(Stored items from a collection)

--- BEGIN ---

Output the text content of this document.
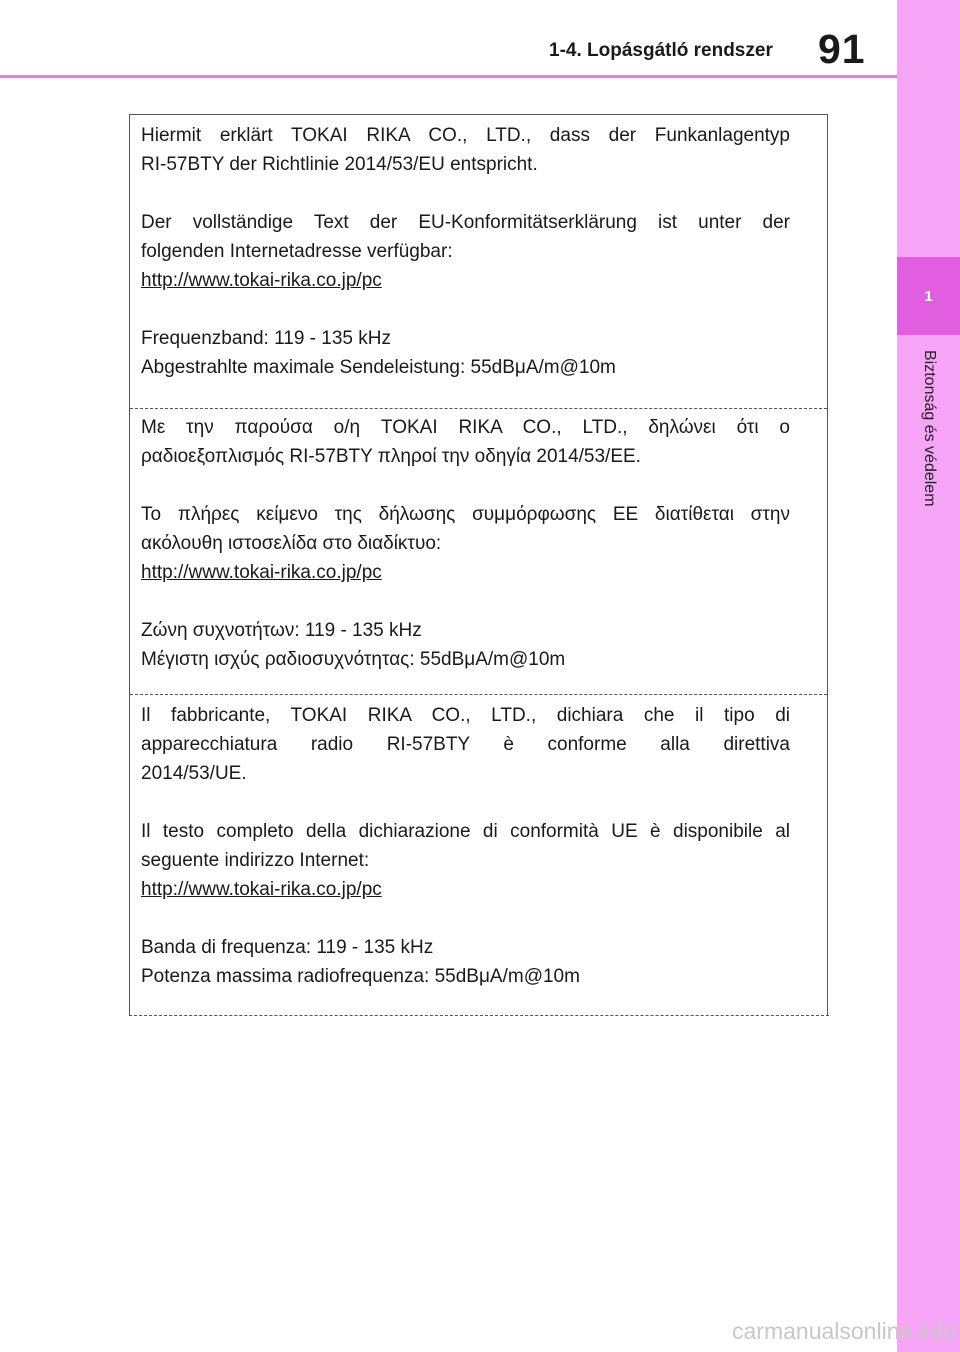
1-4. Lopásgátló rendszer 91
1
Biztonság és védelem

Hiermit erklärt TOKAI RIKA CO., LTD., dass der Funkanlagentyp

RI-57BTY der Richtlinie 2014/53/EU entspricht.

Der vollständige Text der EU-Konformitätserklärung ist unter der

folgenden Internetadresse verfügbar:

http://www.tokai-rika.co.jp/pc

Frequenzband: 119 - 135 kHz

Abgestrahlte maximale Sendeleistung: 55dBμA/m@10m

Με την παρούσα ο/η TOKAI RIKA CO., LTD., δηλώνει ότι ο

ραδιοεξοπλισμός RI-57BTY πληροί την οδηγία 2014/53/ΕΕ.

Το πλήρες κείμενο της δήλωσης συμμόρφωσης ΕΕ διατίθεται στην

ακόλουθη ιστοσελίδα στο διαδίκτυο:

http://www.tokai-rika.co.jp/pc

Ζώνη συχνοτήτων: 119 - 135 kHz

Μέγιστη ισχύς ραδιοσυχνότητας: 55dBμA/m@10m

Il fabbricante, TOKAI RIKA CO., LTD., dichiara che il tipo di

apparecchiatura radio RI-57BTY è conforme alla direttiva

2014/53/UE.

Il testo completo della dichiarazione di conformità UE è disponibile al

seguente indirizzo Internet:

http://www.tokai-rika.co.jp/pc

Banda di frequenza: 119 - 135 kHz

Potenza massima radiofrequenza: 55dBμA/m@10m

carmanualsonline.info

--- END ---

[Set task]: Send back the data above word for word, with the pictures left out.

[Written answer]:
Output the text content of this document.
1-4. Lopásgátló rendszer 91
1
Biztonság és védelem

Hiermit erklärt TOKAI RIKA CO., LTD., dass der Funkanlagentyp

RI-57BTY der Richtlinie 2014/53/EU entspricht.

Der vollständige Text der EU-Konformitätserklärung ist unter der

folgenden Internetadresse verfügbar:

http://www.tokai-rika.co.jp/pc

Frequenzband: 119 - 135 kHz

Abgestrahlte maximale Sendeleistung: 55dBμA/m@10m

Με την παρούσα ο/η TOKAI RIKA CO., LTD., δηλώνει ότι ο

ραδιοεξοπλισμός RI-57BTY πληροί την οδηγία 2014/53/ΕΕ.

Το πλήρες κείμενο της δήλωσης συμμόρφωσης ΕΕ διατίθεται στην

ακόλουθη ιστοσελίδα στο διαδίκτυο:

http://www.tokai-rika.co.jp/pc

Ζώνη συχνοτήτων: 119 - 135 kHz

Μέγιστη ισχύς ραδιοσυχνότητας: 55dBμA/m@10m

Il fabbricante, TOKAI RIKA CO., LTD., dichiara che il tipo di

apparecchiatura radio RI-57BTY è conforme alla direttiva

2014/53/UE.

Il testo completo della dichiarazione di conformità UE è disponibile al

seguente indirizzo Internet:

http://www.tokai-rika.co.jp/pc

Banda di frequenza: 119 - 135 kHz

Potenza massima radiofrequenza: 55dBμA/m@10m

carmanualsonline.info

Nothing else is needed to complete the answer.